§ What to produce: Copy every line from the data below in which the string "High" can be found.

§ Stored rows:
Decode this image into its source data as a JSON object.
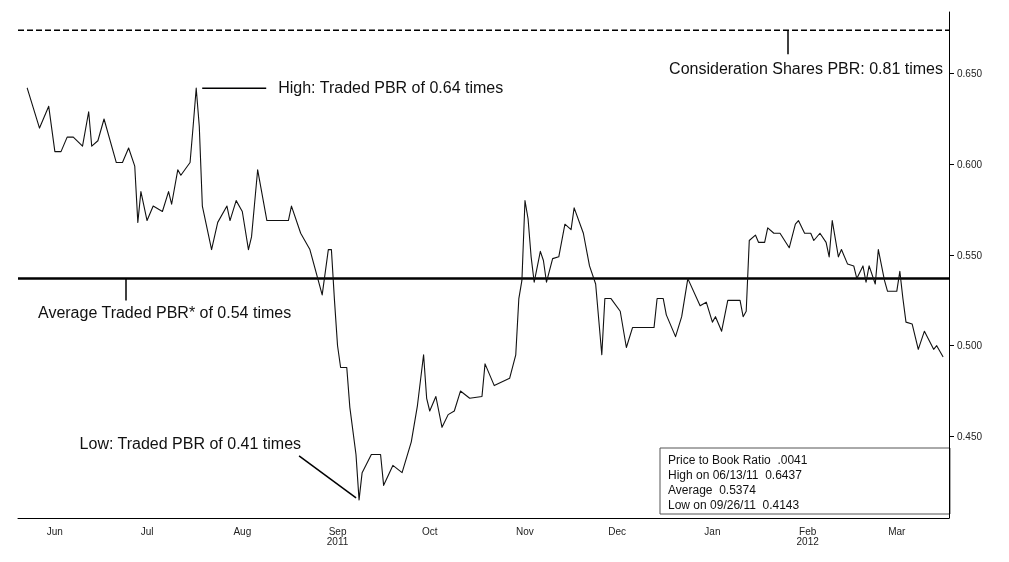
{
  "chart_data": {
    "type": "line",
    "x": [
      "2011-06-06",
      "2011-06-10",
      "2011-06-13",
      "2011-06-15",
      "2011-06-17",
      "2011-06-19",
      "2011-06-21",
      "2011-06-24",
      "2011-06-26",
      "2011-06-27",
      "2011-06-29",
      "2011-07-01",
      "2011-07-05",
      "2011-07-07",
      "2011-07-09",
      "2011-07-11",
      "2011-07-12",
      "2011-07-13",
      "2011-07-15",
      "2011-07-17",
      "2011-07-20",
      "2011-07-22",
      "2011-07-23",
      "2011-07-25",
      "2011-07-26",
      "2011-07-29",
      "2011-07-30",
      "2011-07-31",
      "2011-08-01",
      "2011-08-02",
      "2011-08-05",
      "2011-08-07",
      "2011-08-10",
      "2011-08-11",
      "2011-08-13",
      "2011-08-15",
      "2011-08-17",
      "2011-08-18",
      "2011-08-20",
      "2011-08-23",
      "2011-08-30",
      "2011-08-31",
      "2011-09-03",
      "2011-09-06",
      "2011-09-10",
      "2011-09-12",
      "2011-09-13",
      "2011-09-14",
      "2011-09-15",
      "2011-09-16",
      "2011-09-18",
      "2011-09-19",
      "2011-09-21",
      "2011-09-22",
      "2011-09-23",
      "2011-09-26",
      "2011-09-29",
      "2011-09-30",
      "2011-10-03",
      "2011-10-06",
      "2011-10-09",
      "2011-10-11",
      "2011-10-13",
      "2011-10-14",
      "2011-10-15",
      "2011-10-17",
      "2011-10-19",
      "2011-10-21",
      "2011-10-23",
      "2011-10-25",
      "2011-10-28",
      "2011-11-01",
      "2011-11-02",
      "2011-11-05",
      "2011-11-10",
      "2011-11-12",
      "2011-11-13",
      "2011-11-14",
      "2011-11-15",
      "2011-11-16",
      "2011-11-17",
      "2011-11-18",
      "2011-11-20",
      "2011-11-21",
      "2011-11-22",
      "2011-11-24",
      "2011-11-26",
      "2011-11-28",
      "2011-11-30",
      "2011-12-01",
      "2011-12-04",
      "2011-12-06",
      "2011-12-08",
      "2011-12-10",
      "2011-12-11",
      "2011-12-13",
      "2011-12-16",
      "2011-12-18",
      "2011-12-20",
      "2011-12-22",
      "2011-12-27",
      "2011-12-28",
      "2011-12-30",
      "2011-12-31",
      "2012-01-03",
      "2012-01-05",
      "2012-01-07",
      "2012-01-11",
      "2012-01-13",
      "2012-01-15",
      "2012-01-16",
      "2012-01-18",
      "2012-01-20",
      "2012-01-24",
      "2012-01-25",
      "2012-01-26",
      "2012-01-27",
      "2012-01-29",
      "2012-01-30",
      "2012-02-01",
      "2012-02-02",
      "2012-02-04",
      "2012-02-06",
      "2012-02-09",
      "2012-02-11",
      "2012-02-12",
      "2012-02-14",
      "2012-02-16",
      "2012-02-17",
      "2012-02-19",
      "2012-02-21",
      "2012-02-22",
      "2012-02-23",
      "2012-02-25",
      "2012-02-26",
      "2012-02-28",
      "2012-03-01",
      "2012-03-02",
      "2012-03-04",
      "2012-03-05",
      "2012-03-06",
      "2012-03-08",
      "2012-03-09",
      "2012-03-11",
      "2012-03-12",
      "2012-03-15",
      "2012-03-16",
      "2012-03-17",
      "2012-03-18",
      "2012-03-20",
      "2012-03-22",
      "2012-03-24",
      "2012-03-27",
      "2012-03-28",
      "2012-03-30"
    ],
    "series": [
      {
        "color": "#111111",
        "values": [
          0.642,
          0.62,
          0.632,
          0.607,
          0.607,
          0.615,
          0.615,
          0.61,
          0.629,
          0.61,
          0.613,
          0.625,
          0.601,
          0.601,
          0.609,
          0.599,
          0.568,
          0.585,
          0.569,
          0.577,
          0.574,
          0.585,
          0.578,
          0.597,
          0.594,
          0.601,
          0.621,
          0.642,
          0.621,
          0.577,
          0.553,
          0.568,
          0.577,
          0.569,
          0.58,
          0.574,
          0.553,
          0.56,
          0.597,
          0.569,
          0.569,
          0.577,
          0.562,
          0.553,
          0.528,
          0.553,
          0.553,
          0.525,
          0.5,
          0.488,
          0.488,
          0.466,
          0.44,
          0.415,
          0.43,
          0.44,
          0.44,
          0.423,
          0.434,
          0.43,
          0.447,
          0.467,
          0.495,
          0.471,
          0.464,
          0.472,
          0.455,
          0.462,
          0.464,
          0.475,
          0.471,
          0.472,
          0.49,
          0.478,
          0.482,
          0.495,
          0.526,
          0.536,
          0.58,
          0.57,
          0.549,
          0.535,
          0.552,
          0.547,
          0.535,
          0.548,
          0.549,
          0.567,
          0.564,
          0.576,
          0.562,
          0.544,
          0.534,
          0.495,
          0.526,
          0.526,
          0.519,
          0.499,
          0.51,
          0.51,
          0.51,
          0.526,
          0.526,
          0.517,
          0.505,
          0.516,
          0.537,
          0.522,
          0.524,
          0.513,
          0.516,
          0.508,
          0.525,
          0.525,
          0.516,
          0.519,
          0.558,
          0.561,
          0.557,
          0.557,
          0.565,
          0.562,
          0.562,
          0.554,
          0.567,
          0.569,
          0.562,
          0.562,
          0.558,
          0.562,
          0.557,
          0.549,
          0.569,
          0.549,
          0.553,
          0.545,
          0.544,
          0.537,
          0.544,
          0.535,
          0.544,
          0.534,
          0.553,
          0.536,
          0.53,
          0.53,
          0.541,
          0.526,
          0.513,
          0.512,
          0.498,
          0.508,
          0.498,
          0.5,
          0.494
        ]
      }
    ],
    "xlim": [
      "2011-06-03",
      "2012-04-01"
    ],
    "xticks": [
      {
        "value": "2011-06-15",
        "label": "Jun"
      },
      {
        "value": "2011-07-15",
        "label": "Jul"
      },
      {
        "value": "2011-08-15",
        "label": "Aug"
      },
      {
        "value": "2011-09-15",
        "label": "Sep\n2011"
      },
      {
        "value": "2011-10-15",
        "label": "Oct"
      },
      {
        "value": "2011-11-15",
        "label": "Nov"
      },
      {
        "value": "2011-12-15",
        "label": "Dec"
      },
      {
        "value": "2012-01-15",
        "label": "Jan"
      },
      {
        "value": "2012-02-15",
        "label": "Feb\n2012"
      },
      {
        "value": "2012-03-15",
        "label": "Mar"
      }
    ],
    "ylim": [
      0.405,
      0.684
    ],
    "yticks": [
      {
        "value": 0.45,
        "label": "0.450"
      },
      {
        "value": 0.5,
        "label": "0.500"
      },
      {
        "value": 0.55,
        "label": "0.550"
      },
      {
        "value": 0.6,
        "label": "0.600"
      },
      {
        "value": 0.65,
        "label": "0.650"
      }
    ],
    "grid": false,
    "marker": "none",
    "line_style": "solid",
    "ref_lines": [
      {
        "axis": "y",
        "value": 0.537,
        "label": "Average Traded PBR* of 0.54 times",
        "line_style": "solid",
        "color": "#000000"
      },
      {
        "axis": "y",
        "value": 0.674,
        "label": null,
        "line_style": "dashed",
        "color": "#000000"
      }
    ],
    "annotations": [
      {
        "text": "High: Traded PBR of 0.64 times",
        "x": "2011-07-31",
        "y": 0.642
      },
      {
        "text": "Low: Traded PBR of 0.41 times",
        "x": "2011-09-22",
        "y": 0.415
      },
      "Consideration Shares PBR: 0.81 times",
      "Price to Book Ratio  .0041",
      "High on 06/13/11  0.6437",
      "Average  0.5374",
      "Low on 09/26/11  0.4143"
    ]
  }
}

§ Finished task:
        "text": "High: Traded PBR of 0.64 times",
      "High on 06/13/11  0.6437",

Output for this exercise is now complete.